(GIVEN TASK): Please count the lines in the listing below where the word "text" appears. Give the number only.

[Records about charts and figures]
********
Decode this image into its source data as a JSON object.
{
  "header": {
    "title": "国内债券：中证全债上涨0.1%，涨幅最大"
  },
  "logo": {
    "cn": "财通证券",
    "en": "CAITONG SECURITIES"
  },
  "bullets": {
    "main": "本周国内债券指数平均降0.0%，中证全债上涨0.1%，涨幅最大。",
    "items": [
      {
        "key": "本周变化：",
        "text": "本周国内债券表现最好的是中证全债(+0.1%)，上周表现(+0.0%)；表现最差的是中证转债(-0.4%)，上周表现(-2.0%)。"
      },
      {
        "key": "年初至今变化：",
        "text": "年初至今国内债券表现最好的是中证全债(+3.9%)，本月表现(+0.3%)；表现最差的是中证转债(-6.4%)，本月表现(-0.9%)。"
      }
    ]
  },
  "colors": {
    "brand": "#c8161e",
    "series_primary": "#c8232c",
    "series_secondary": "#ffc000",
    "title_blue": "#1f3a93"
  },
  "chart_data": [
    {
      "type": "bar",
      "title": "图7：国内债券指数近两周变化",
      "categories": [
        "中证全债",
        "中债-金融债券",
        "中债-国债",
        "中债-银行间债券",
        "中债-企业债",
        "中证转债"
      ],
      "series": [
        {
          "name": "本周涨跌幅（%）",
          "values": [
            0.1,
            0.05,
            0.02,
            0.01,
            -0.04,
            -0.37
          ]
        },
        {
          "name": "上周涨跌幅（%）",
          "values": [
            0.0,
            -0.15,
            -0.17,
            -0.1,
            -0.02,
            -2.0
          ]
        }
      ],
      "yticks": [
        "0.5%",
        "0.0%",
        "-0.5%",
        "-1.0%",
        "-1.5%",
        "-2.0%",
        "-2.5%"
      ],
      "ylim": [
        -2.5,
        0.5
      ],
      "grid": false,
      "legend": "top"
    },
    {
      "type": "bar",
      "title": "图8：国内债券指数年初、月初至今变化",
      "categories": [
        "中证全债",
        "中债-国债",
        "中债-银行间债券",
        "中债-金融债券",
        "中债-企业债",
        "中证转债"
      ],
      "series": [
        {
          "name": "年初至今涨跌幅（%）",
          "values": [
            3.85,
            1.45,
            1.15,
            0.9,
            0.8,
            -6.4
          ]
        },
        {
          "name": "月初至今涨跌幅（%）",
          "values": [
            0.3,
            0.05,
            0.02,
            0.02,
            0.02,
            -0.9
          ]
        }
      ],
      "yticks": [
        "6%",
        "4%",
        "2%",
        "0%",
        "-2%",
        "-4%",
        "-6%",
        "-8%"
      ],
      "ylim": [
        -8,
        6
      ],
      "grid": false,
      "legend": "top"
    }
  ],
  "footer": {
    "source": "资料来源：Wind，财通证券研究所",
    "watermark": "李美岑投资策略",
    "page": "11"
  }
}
********
(CORRECT OUTPUT): 2